» Chart and figure data:
· · · · · · ·
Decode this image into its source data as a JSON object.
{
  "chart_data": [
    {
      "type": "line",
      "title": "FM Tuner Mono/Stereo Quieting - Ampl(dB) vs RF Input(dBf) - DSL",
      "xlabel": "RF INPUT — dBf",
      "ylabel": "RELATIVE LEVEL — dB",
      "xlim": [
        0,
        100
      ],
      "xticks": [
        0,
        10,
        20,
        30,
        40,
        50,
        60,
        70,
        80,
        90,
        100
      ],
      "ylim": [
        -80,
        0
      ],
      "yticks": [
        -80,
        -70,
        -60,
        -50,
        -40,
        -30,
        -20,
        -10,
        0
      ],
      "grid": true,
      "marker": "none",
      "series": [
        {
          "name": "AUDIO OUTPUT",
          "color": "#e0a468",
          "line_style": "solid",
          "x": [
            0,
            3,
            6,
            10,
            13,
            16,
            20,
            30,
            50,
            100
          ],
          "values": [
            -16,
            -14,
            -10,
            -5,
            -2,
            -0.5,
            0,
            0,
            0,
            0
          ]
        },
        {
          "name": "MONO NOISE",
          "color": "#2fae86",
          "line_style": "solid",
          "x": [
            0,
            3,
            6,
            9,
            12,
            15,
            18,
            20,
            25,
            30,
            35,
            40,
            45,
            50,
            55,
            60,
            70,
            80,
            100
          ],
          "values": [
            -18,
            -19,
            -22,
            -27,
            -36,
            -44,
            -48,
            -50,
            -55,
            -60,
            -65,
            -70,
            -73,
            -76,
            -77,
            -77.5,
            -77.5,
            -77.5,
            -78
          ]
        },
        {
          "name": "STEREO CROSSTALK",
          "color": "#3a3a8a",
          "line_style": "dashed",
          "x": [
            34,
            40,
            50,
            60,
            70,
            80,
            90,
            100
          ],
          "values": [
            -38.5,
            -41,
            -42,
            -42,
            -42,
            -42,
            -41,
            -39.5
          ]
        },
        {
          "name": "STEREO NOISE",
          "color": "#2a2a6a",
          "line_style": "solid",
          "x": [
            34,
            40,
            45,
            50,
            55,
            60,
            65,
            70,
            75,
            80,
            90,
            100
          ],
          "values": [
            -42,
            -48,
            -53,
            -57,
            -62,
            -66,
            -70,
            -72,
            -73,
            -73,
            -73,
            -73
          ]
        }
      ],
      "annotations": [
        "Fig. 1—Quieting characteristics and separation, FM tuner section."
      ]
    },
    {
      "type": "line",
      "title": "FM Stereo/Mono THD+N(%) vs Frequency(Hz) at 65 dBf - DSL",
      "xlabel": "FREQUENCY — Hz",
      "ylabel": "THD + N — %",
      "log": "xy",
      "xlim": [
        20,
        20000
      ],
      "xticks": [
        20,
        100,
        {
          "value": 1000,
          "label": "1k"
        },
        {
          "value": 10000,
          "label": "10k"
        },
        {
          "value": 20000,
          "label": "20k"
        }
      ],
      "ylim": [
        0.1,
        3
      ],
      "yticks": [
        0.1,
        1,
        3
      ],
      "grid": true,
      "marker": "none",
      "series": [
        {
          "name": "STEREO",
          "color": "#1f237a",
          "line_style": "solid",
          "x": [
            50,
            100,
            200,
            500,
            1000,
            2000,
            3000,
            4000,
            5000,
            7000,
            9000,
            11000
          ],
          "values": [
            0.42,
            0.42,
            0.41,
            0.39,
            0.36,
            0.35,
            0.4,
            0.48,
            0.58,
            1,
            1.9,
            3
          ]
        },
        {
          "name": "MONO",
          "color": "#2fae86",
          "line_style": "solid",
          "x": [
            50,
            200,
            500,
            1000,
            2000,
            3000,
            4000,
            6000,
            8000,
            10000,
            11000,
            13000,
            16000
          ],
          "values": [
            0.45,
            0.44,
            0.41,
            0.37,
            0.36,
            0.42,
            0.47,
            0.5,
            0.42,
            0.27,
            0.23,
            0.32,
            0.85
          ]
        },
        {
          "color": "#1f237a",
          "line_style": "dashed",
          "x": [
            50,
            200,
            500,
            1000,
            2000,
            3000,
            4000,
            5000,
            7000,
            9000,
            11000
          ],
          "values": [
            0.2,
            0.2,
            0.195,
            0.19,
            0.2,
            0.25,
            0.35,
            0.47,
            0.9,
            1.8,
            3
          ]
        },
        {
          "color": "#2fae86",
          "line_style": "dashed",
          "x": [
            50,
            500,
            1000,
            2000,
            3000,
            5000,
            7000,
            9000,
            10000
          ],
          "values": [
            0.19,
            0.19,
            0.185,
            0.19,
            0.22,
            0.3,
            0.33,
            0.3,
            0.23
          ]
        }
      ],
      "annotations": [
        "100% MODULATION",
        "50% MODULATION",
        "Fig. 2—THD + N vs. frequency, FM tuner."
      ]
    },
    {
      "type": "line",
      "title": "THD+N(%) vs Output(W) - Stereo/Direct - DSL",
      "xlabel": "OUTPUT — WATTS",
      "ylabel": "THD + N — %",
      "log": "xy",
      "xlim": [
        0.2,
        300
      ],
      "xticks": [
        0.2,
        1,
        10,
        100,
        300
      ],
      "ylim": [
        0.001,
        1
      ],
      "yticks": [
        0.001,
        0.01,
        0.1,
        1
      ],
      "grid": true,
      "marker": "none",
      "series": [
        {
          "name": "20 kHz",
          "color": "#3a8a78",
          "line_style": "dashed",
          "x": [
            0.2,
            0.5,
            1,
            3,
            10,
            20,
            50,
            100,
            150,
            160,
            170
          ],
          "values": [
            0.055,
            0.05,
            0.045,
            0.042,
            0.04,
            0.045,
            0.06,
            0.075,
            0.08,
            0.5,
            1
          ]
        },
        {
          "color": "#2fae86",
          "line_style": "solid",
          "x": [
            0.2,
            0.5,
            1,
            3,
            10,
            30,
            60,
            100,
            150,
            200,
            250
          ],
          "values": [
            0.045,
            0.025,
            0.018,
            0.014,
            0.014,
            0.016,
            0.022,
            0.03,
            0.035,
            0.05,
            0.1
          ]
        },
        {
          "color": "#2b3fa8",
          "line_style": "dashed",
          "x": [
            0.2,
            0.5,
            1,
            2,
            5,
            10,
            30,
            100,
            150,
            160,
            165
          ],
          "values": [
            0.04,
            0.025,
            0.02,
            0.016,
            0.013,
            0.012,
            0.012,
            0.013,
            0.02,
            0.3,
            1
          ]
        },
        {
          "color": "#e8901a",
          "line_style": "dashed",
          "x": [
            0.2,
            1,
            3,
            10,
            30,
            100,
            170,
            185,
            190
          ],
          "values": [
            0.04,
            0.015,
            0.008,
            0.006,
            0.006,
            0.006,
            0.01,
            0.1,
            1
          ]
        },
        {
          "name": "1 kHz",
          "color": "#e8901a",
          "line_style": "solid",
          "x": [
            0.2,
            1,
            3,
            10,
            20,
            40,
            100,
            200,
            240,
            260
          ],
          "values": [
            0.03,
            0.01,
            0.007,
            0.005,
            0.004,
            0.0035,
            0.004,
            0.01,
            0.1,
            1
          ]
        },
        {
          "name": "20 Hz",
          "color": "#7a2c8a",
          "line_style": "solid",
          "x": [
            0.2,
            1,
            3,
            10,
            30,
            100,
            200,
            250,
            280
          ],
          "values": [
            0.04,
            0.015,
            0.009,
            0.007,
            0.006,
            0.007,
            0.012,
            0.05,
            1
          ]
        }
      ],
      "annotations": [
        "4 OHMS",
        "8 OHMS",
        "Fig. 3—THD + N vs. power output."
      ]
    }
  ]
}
· · · · · · ·
» WHAT IS EXPECTED:
Repeat the data exactly. Leave nothing out.

» WRITTEN ANSWER:
Decode this image into its source data as a JSON object.
{
  "chart_data": [
    {
      "type": "line",
      "title": "FM Tuner Mono/Stereo Quieting - Ampl(dB) vs RF Input(dBf) - DSL",
      "xlabel": "RF INPUT — dBf",
      "ylabel": "RELATIVE LEVEL — dB",
      "xlim": [
        0,
        100
      ],
      "xticks": [
        0,
        10,
        20,
        30,
        40,
        50,
        60,
        70,
        80,
        90,
        100
      ],
      "ylim": [
        -80,
        0
      ],
      "yticks": [
        -80,
        -70,
        -60,
        -50,
        -40,
        -30,
        -20,
        -10,
        0
      ],
      "grid": true,
      "marker": "none",
      "series": [
        {
          "name": "AUDIO OUTPUT",
          "color": "#e0a468",
          "line_style": "solid",
          "x": [
            0,
            3,
            6,
            10,
            13,
            16,
            20,
            30,
            50,
            100
          ],
          "values": [
            -16,
            -14,
            -10,
            -5,
            -2,
            -0.5,
            0,
            0,
            0,
            0
          ]
        },
        {
          "name": "MONO NOISE",
          "color": "#2fae86",
          "line_style": "solid",
          "x": [
            0,
            3,
            6,
            9,
            12,
            15,
            18,
            20,
            25,
            30,
            35,
            40,
            45,
            50,
            55,
            60,
            70,
            80,
            100
          ],
          "values": [
            -18,
            -19,
            -22,
            -27,
            -36,
            -44,
            -48,
            -50,
            -55,
            -60,
            -65,
            -70,
            -73,
            -76,
            -77,
            -77.5,
            -77.5,
            -77.5,
            -78
          ]
        },
        {
          "name": "STEREO CROSSTALK",
          "color": "#3a3a8a",
          "line_style": "dashed",
          "x": [
            34,
            40,
            50,
            60,
            70,
            80,
            90,
            100
          ],
          "values": [
            -38.5,
            -41,
            -42,
            -42,
            -42,
            -42,
            -41,
            -39.5
          ]
        },
        {
          "name": "STEREO NOISE",
          "color": "#2a2a6a",
          "line_style": "solid",
          "x": [
            34,
            40,
            45,
            50,
            55,
            60,
            65,
            70,
            75,
            80,
            90,
            100
          ],
          "values": [
            -42,
            -48,
            -53,
            -57,
            -62,
            -66,
            -70,
            -72,
            -73,
            -73,
            -73,
            -73
          ]
        }
      ],
      "annotations": [
        "Fig. 1—Quieting characteristics and separation, FM tuner section."
      ]
    },
    {
      "type": "line",
      "title": "FM Stereo/Mono THD+N(%) vs Frequency(Hz) at 65 dBf - DSL",
      "xlabel": "FREQUENCY — Hz",
      "ylabel": "THD + N — %",
      "log": "xy",
      "xlim": [
        20,
        20000
      ],
      "xticks": [
        20,
        100,
        {
          "value": 1000,
          "label": "1k"
        },
        {
          "value": 10000,
          "label": "10k"
        },
        {
          "value": 20000,
          "label": "20k"
        }
      ],
      "ylim": [
        0.1,
        3
      ],
      "yticks": [
        0.1,
        1,
        3
      ],
      "grid": true,
      "marker": "none",
      "series": [
        {
          "name": "STEREO",
          "color": "#1f237a",
          "line_style": "solid",
          "x": [
            50,
            100,
            200,
            500,
            1000,
            2000,
            3000,
            4000,
            5000,
            7000,
            9000,
            11000
          ],
          "values": [
            0.42,
            0.42,
            0.41,
            0.39,
            0.36,
            0.35,
            0.4,
            0.48,
            0.58,
            1,
            1.9,
            3
          ]
        },
        {
          "name": "MONO",
          "color": "#2fae86",
          "line_style": "solid",
          "x": [
            50,
            200,
            500,
            1000,
            2000,
            3000,
            4000,
            6000,
            8000,
            10000,
            11000,
            13000,
            16000
          ],
          "values": [
            0.45,
            0.44,
            0.41,
            0.37,
            0.36,
            0.42,
            0.47,
            0.5,
            0.42,
            0.27,
            0.23,
            0.32,
            0.85
          ]
        },
        {
          "color": "#1f237a",
          "line_style": "dashed",
          "x": [
            50,
            200,
            500,
            1000,
            2000,
            3000,
            4000,
            5000,
            7000,
            9000,
            11000
          ],
          "values": [
            0.2,
            0.2,
            0.195,
            0.19,
            0.2,
            0.25,
            0.35,
            0.47,
            0.9,
            1.8,
            3
          ]
        },
        {
          "color": "#2fae86",
          "line_style": "dashed",
          "x": [
            50,
            500,
            1000,
            2000,
            3000,
            5000,
            7000,
            9000,
            10000
          ],
          "values": [
            0.19,
            0.19,
            0.185,
            0.19,
            0.22,
            0.3,
            0.33,
            0.3,
            0.23
          ]
        }
      ],
      "annotations": [
        "100% MODULATION",
        "50% MODULATION",
        "Fig. 2—THD + N vs. frequency, FM tuner."
      ]
    },
    {
      "type": "line",
      "title": "THD+N(%) vs Output(W) - Stereo/Direct - DSL",
      "xlabel": "OUTPUT — WATTS",
      "ylabel": "THD + N — %",
      "log": "xy",
      "xlim": [
        0.2,
        300
      ],
      "xticks": [
        0.2,
        1,
        10,
        100,
        300
      ],
      "ylim": [
        0.001,
        1
      ],
      "yticks": [
        0.001,
        0.01,
        0.1,
        1
      ],
      "grid": true,
      "marker": "none",
      "series": [
        {
          "name": "20 kHz",
          "color": "#3a8a78",
          "line_style": "dashed",
          "x": [
            0.2,
            0.5,
            1,
            3,
            10,
            20,
            50,
            100,
            150,
            160,
            170
          ],
          "values": [
            0.055,
            0.05,
            0.045,
            0.042,
            0.04,
            0.045,
            0.06,
            0.075,
            0.08,
            0.5,
            1
          ]
        },
        {
          "color": "#2fae86",
          "line_style": "solid",
          "x": [
            0.2,
            0.5,
            1,
            3,
            10,
            30,
            60,
            100,
            150,
            200,
            250
          ],
          "values": [
            0.045,
            0.025,
            0.018,
            0.014,
            0.014,
            0.016,
            0.022,
            0.03,
            0.035,
            0.05,
            0.1
          ]
        },
        {
          "color": "#2b3fa8",
          "line_style": "dashed",
          "x": [
            0.2,
            0.5,
            1,
            2,
            5,
            10,
            30,
            100,
            150,
            160,
            165
          ],
          "values": [
            0.04,
            0.025,
            0.02,
            0.016,
            0.013,
            0.012,
            0.012,
            0.013,
            0.02,
            0.3,
            1
          ]
        },
        {
          "color": "#e8901a",
          "line_style": "dashed",
          "x": [
            0.2,
            1,
            3,
            10,
            30,
            100,
            170,
            185,
            190
          ],
          "values": [
            0.04,
            0.015,
            0.008,
            0.006,
            0.006,
            0.006,
            0.01,
            0.1,
            1
          ]
        },
        {
          "name": "1 kHz",
          "color": "#e8901a",
          "line_style": "solid",
          "x": [
            0.2,
            1,
            3,
            10,
            20,
            40,
            100,
            200,
            240,
            260
          ],
          "values": [
            0.03,
            0.01,
            0.007,
            0.005,
            0.004,
            0.0035,
            0.004,
            0.01,
            0.1,
            1
          ]
        },
        {
          "name": "20 Hz",
          "color": "#7a2c8a",
          "line_style": "solid",
          "x": [
            0.2,
            1,
            3,
            10,
            30,
            100,
            200,
            250,
            280
          ],
          "values": [
            0.04,
            0.015,
            0.009,
            0.007,
            0.006,
            0.007,
            0.012,
            0.05,
            1
          ]
        }
      ],
      "annotations": [
        "4 OHMS",
        "8 OHMS",
        "Fig. 3—THD + N vs. power output."
      ]
    }
  ]
}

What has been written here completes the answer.